-------- Provided passage

New research from the University of Otago suggests tobacco plain packaging would be enhanced by clearer and more visually striking Quitline information.

ASPIRE2025 co-Director Janet Hoek and her team conducted an online study of 608 New Zealand smokers and used a choice experiment to examine how alternative Quitline information formats affected smokers’ perceptions and choice behaviours, and their likelihood of seeking cessation support.

Abstract

Background

Although tobacco packages have evolved to feature health warnings and, in Australia, dissuasive colours, the format of on-pack cessation information has not changed. We compared how alternative Quitline information formats affected smokers’ perceptions and choice behaviours, and their likelihood of seeking cessation support.

Methods

We conducted an online study comprising a choice experiment using a two (number of panels) by three (panel position: above, middle, below) plus control (current format) design, and a between-subjects comparison of a two-panel format and the control. The sample comprised 608 New Zealand smokers.

Results

Relative to the current format, respondents regarded each test format as more effective in communicating cessation information (p<0.0001), particularly the two-panel formats. Respondents found the two-panel format tested via paired comparisons significantly easier to read, more visually salient and more likely than the control to encourage them and other smokers to consider quitting (all p<0.0001). Heat map comparisons showed that the Quitline number and affirming message were significantly more salient in the test format than in the current format (p<0.0001), although the headline and warning explanation were more salient in the control.

----------------

* **Problems**:
• A. According to the Quitline packaging summary, how many New Zealand smokers made up the study sample?
• B. Extend the Quitline packaging summary, starting right after its final sentence.
The listing is not needed for this work.

-------- Data supplied

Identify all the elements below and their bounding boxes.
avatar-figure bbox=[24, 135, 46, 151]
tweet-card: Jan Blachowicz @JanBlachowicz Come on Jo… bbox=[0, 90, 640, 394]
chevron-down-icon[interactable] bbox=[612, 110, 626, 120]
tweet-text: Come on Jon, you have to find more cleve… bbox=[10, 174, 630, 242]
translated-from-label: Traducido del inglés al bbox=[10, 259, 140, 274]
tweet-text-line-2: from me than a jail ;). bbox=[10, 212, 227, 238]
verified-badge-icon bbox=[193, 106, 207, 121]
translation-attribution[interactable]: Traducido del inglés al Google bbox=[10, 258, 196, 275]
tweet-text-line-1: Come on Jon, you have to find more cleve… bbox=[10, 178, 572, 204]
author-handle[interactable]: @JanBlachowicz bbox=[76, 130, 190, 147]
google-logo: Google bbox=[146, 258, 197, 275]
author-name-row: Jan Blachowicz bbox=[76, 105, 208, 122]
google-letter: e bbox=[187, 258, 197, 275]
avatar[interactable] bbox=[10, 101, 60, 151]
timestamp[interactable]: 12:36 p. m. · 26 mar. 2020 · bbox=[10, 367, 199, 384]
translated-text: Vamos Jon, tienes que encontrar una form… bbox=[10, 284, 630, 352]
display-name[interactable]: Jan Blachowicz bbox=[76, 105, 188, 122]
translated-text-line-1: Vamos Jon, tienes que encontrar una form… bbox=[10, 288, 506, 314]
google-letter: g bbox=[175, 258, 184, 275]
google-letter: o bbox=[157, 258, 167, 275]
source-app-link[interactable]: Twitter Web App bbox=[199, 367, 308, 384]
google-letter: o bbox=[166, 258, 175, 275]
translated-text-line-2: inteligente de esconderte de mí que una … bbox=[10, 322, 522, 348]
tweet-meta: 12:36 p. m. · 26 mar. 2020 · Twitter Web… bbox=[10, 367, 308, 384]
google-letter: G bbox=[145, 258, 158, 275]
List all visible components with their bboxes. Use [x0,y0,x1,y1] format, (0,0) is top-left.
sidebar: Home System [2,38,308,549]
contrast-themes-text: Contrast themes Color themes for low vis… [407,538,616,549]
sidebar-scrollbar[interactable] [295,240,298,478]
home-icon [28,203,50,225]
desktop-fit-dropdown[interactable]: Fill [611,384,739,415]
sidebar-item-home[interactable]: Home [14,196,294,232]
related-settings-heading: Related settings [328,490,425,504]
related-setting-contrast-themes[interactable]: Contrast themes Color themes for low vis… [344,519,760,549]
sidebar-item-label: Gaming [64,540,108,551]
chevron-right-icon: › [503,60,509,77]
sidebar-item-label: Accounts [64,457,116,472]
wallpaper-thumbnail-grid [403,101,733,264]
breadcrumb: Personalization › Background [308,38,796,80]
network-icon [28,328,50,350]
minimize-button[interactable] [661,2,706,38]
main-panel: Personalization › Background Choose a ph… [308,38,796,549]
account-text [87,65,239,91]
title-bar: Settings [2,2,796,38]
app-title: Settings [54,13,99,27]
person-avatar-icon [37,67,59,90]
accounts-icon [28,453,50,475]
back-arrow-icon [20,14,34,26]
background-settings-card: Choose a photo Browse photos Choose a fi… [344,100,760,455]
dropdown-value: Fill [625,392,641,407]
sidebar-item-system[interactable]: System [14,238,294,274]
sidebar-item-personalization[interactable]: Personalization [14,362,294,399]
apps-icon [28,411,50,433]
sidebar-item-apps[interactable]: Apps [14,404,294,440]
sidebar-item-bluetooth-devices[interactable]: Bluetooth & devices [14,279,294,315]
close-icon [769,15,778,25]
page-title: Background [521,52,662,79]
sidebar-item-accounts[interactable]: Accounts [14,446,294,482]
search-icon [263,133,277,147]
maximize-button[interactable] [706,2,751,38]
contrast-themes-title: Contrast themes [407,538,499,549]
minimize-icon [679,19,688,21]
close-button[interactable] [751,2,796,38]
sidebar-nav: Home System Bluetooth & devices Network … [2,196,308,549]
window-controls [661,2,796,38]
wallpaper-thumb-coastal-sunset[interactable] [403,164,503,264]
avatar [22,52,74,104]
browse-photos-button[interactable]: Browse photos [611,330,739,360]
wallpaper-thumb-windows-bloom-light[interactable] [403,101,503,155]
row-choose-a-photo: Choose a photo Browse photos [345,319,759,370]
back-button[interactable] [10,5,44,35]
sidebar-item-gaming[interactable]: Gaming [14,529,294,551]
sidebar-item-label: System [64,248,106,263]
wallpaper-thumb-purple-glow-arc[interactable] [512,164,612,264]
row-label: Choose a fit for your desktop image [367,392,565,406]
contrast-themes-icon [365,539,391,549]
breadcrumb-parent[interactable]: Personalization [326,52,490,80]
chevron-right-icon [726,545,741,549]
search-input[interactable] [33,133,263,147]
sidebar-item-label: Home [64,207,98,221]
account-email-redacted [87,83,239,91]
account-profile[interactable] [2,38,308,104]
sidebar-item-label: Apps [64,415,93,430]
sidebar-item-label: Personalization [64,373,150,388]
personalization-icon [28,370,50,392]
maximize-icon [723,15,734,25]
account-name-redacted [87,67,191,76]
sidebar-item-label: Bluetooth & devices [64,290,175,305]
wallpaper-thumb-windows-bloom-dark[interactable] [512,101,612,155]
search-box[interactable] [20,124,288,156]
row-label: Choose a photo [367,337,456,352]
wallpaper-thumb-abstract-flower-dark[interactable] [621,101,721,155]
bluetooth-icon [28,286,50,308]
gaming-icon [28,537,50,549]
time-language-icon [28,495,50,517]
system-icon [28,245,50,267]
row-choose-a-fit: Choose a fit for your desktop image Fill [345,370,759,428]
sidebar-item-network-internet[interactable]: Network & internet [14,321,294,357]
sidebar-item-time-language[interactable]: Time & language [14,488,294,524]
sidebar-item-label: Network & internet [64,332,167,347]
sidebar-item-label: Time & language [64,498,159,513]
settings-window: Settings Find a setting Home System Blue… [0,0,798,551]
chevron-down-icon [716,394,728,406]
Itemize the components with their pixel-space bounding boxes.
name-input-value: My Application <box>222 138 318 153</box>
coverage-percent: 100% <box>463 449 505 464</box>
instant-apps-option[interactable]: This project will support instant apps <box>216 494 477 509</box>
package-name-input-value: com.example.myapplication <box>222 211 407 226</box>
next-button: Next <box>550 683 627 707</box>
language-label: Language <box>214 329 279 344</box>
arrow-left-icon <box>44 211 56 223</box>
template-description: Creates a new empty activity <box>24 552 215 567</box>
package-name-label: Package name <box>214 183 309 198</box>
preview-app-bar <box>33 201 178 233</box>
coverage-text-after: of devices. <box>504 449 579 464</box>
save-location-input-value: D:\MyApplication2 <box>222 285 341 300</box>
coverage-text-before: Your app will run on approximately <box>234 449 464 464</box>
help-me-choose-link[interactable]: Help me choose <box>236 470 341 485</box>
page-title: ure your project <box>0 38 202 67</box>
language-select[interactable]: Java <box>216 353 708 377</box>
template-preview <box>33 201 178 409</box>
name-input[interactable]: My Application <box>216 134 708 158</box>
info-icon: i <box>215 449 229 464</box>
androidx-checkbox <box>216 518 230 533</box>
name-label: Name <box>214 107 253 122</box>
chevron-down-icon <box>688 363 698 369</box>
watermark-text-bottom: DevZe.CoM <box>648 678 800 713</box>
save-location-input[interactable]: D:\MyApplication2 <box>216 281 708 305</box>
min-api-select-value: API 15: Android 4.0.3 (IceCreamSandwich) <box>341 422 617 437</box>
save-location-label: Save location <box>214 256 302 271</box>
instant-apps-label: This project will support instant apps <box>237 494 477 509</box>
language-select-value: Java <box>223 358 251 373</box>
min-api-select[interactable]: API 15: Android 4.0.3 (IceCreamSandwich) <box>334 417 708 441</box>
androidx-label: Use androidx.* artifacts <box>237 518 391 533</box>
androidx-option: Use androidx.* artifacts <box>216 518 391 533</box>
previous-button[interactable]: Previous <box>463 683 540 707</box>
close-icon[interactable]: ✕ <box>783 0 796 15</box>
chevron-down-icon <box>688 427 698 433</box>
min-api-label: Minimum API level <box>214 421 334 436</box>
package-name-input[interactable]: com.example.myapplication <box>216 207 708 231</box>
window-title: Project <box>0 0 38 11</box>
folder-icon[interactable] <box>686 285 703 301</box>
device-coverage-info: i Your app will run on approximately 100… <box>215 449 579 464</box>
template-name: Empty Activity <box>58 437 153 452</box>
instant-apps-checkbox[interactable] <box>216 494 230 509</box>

----------------

* **Solved tasks**:
• A. 608

• B.
Conclusions

Reformatting Quitline information could improve its visual salience and readability and capitalise on the dissonance that pictorial warning labels and plain packaging create. Enhancing stimuli that may prompt smokers to try and quit, affirming their decision to do so and prompting the use of cessation support could increase the number and success of quit attempts.

Citation

Hoek, J., Gendall, P., Eckert, C., Rolls, K., & Louviere, J. (2014). A comparison of on-pack Quitline information formats. Tobacco control, tobaccocontrol-2014.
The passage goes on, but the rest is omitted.